Pictures do not belong in the copy; quote every entry below exactly.
-*-*-
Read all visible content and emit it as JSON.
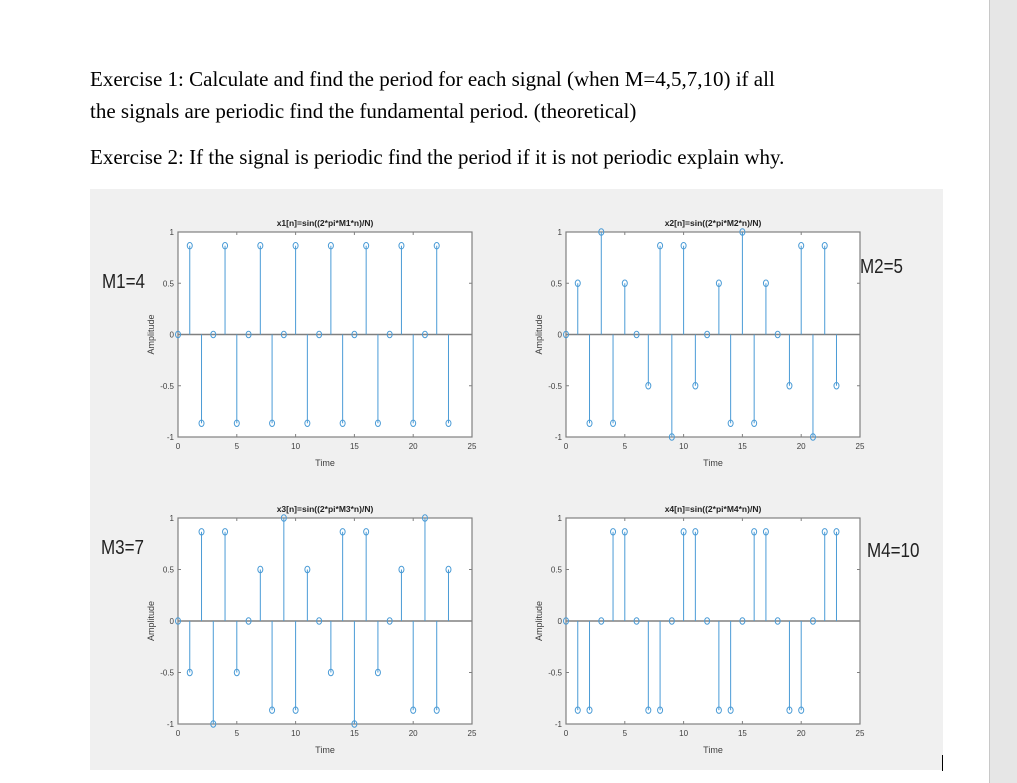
{
  "document": {
    "paragraphs": [
      {
        "line1": "Exercise 1: Calculate and find the period for each signal (when M=4,5,7,10) if all",
        "line2": "the signals are periodic find the fundamental period. (theoretical)"
      },
      {
        "line1": "Exercise 2: If the signal is periodic find the period if it is not periodic explain why."
      }
    ]
  },
  "colors": {
    "stem": "#4a9bd6",
    "figure_bg": "#f0f0f0",
    "axes_bg": "#ffffff",
    "axes_line": "#808080",
    "text": "#404040"
  },
  "annotations": [
    {
      "id": "m1",
      "text": "M1=4"
    },
    {
      "id": "m2",
      "text": "M2=5"
    },
    {
      "id": "m3",
      "text": "M3=7"
    },
    {
      "id": "m4",
      "text": "M4=10"
    }
  ],
  "chart_data": [
    {
      "type": "stem",
      "title": "x1[n]=sin((2*pi*M1*n)/N)",
      "xlabel": "Time",
      "ylabel": "Amplitude",
      "xlim": [
        0,
        25
      ],
      "ylim": [
        -1,
        1
      ],
      "xticks": [
        0,
        5,
        10,
        15,
        20,
        25
      ],
      "yticks": [
        -1,
        -0.5,
        0,
        0.5,
        1
      ],
      "x": [
        0,
        1,
        2,
        3,
        4,
        5,
        6,
        7,
        8,
        9,
        10,
        11,
        12,
        13,
        14,
        15,
        16,
        17,
        18,
        19,
        20,
        21,
        22,
        23
      ],
      "values": [
        0,
        0.866,
        -0.866,
        0,
        0.866,
        -0.866,
        0,
        0.866,
        -0.866,
        0,
        0.866,
        -0.866,
        0,
        0.866,
        -0.866,
        0,
        0.866,
        -0.866,
        0,
        0.866,
        -0.866,
        0,
        0.866,
        -0.866
      ]
    },
    {
      "type": "stem",
      "title": "x2[n]=sin((2*pi*M2*n)/N)",
      "xlabel": "Time",
      "ylabel": "Amplitude",
      "xlim": [
        0,
        25
      ],
      "ylim": [
        -1,
        1
      ],
      "xticks": [
        0,
        5,
        10,
        15,
        20,
        25
      ],
      "yticks": [
        -1,
        -0.5,
        0,
        0.5,
        1
      ],
      "x": [
        0,
        1,
        2,
        3,
        4,
        5,
        6,
        7,
        8,
        9,
        10,
        11,
        12,
        13,
        14,
        15,
        16,
        17,
        18,
        19,
        20,
        21,
        22,
        23
      ],
      "values": [
        0,
        0.5,
        -0.866,
        1,
        -0.866,
        0.5,
        0,
        -0.5,
        0.866,
        -1,
        0.866,
        -0.5,
        0,
        0.5,
        -0.866,
        1,
        -0.866,
        0.5,
        0,
        -0.5,
        0.866,
        -1,
        0.866,
        -0.5
      ]
    },
    {
      "type": "stem",
      "title": "x3[n]=sin((2*pi*M3*n)/N)",
      "xlabel": "Time",
      "ylabel": "Amplitude",
      "xlim": [
        0,
        25
      ],
      "ylim": [
        -1,
        1
      ],
      "xticks": [
        0,
        5,
        10,
        15,
        20,
        25
      ],
      "yticks": [
        -1,
        -0.5,
        0,
        0.5,
        1
      ],
      "x": [
        0,
        1,
        2,
        3,
        4,
        5,
        6,
        7,
        8,
        9,
        10,
        11,
        12,
        13,
        14,
        15,
        16,
        17,
        18,
        19,
        20,
        21,
        22,
        23
      ],
      "values": [
        0,
        -0.5,
        0.866,
        -1,
        0.866,
        -0.5,
        0,
        0.5,
        -0.866,
        1,
        -0.866,
        0.5,
        0,
        -0.5,
        0.866,
        -1,
        0.866,
        -0.5,
        0,
        0.5,
        -0.866,
        1,
        -0.866,
        0.5
      ]
    },
    {
      "type": "stem",
      "title": "x4[n]=sin((2*pi*M4*n)/N)",
      "xlabel": "Time",
      "ylabel": "Amplitude",
      "xlim": [
        0,
        25
      ],
      "ylim": [
        -1,
        1
      ],
      "xticks": [
        0,
        5,
        10,
        15,
        20,
        25
      ],
      "yticks": [
        -1,
        -0.5,
        0,
        0.5,
        1
      ],
      "x": [
        0,
        1,
        2,
        3,
        4,
        5,
        6,
        7,
        8,
        9,
        10,
        11,
        12,
        13,
        14,
        15,
        16,
        17,
        18,
        19,
        20,
        21,
        22,
        23
      ],
      "values": [
        0,
        -0.866,
        -0.866,
        0,
        0.866,
        0.866,
        0,
        -0.866,
        -0.866,
        0,
        0.866,
        0.866,
        0,
        -0.866,
        -0.866,
        0,
        0.866,
        0.866,
        0,
        -0.866,
        -0.866,
        0,
        0.866,
        0.866
      ]
    }
  ]
}
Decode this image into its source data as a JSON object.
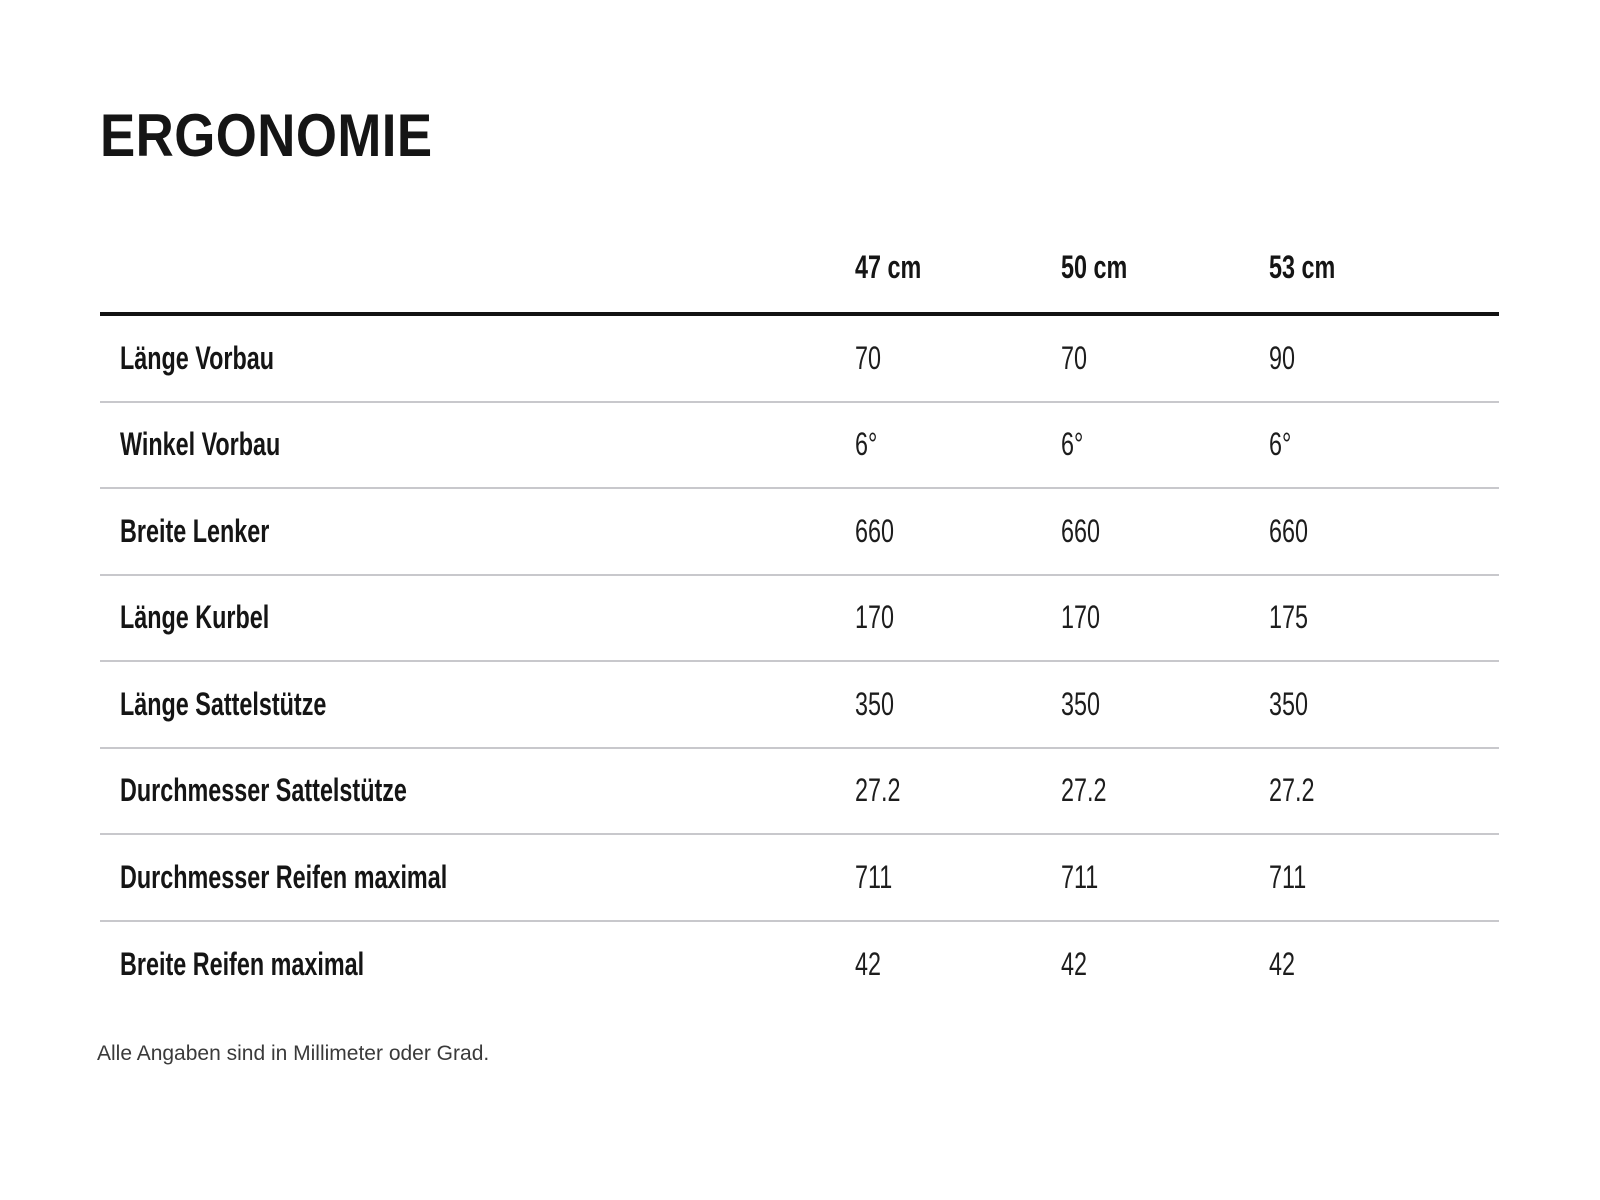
-*-*-
Result of this task:
Read all visible content and emit it as JSON.
{
  "document": {
    "paragraphs": [
      {
        "line1": "Exercise 1: Calculate and find the period for each signal (when M=4,5,7,10) if all",
        "line2": "the signals are periodic find the fundamental period. (theoretical)"
      },
      {
        "line1": "Exercise 2: If the signal is periodic find the period if it is not periodic explain why."
      }
    ]
  },
  "colors": {
    "stem": "#4a9bd6",
    "figure_bg": "#f0f0f0",
    "axes_bg": "#ffffff",
    "axes_line": "#808080",
    "text": "#404040"
  },
  "annotations": [
    {
      "id": "m1",
      "text": "M1=4"
    },
    {
      "id": "m2",
      "text": "M2=5"
    },
    {
      "id": "m3",
      "text": "M3=7"
    },
    {
      "id": "m4",
      "text": "M4=10"
    }
  ],
  "chart_data": [
    {
      "type": "stem",
      "title": "x1[n]=sin((2*pi*M1*n)/N)",
      "xlabel": "Time",
      "ylabel": "Amplitude",
      "xlim": [
        0,
        25
      ],
      "ylim": [
        -1,
        1
      ],
      "xticks": [
        0,
        5,
        10,
        15,
        20,
        25
      ],
      "yticks": [
        -1,
        -0.5,
        0,
        0.5,
        1
      ],
      "x": [
        0,
        1,
        2,
        3,
        4,
        5,
        6,
        7,
        8,
        9,
        10,
        11,
        12,
        13,
        14,
        15,
        16,
        17,
        18,
        19,
        20,
        21,
        22,
        23
      ],
      "values": [
        0,
        0.866,
        -0.866,
        0,
        0.866,
        -0.866,
        0,
        0.866,
        -0.866,
        0,
        0.866,
        -0.866,
        0,
        0.866,
        -0.866,
        0,
        0.866,
        -0.866,
        0,
        0.866,
        -0.866,
        0,
        0.866,
        -0.866
      ]
    },
    {
      "type": "stem",
      "title": "x2[n]=sin((2*pi*M2*n)/N)",
      "xlabel": "Time",
      "ylabel": "Amplitude",
      "xlim": [
        0,
        25
      ],
      "ylim": [
        -1,
        1
      ],
      "xticks": [
        0,
        5,
        10,
        15,
        20,
        25
      ],
      "yticks": [
        -1,
        -0.5,
        0,
        0.5,
        1
      ],
      "x": [
        0,
        1,
        2,
        3,
        4,
        5,
        6,
        7,
        8,
        9,
        10,
        11,
        12,
        13,
        14,
        15,
        16,
        17,
        18,
        19,
        20,
        21,
        22,
        23
      ],
      "values": [
        0,
        0.5,
        -0.866,
        1,
        -0.866,
        0.5,
        0,
        -0.5,
        0.866,
        -1,
        0.866,
        -0.5,
        0,
        0.5,
        -0.866,
        1,
        -0.866,
        0.5,
        0,
        -0.5,
        0.866,
        -1,
        0.866,
        -0.5
      ]
    },
    {
      "type": "stem",
      "title": "x3[n]=sin((2*pi*M3*n)/N)",
      "xlabel": "Time",
      "ylabel": "Amplitude",
      "xlim": [
        0,
        25
      ],
      "ylim": [
        -1,
        1
      ],
      "xticks": [
        0,
        5,
        10,
        15,
        20,
        25
      ],
      "yticks": [
        -1,
        -0.5,
        0,
        0.5,
        1
      ],
      "x": [
        0,
        1,
        2,
        3,
        4,
        5,
        6,
        7,
        8,
        9,
        10,
        11,
        12,
        13,
        14,
        15,
        16,
        17,
        18,
        19,
        20,
        21,
        22,
        23
      ],
      "values": [
        0,
        -0.5,
        0.866,
        -1,
        0.866,
        -0.5,
        0,
        0.5,
        -0.866,
        1,
        -0.866,
        0.5,
        0,
        -0.5,
        0.866,
        -1,
        0.866,
        -0.5,
        0,
        0.5,
        -0.866,
        1,
        -0.866,
        0.5
      ]
    },
    {
      "type": "stem",
      "title": "x4[n]=sin((2*pi*M4*n)/N)",
      "xlabel": "Time",
      "ylabel": "Amplitude",
      "xlim": [
        0,
        25
      ],
      "ylim": [
        -1,
        1
      ],
      "xticks": [
        0,
        5,
        10,
        15,
        20,
        25
      ],
      "yticks": [
        -1,
        -0.5,
        0,
        0.5,
        1
      ],
      "x": [
        0,
        1,
        2,
        3,
        4,
        5,
        6,
        7,
        8,
        9,
        10,
        11,
        12,
        13,
        14,
        15,
        16,
        17,
        18,
        19,
        20,
        21,
        22,
        23
      ],
      "values": [
        0,
        -0.866,
        -0.866,
        0,
        0.866,
        0.866,
        0,
        -0.866,
        -0.866,
        0,
        0.866,
        0.866,
        0,
        -0.866,
        -0.866,
        0,
        0.866,
        0.866,
        0,
        -0.866,
        -0.866,
        0,
        0.866,
        0.866
      ]
    }
  ]
}
Decode this image into its source data as a JSON object.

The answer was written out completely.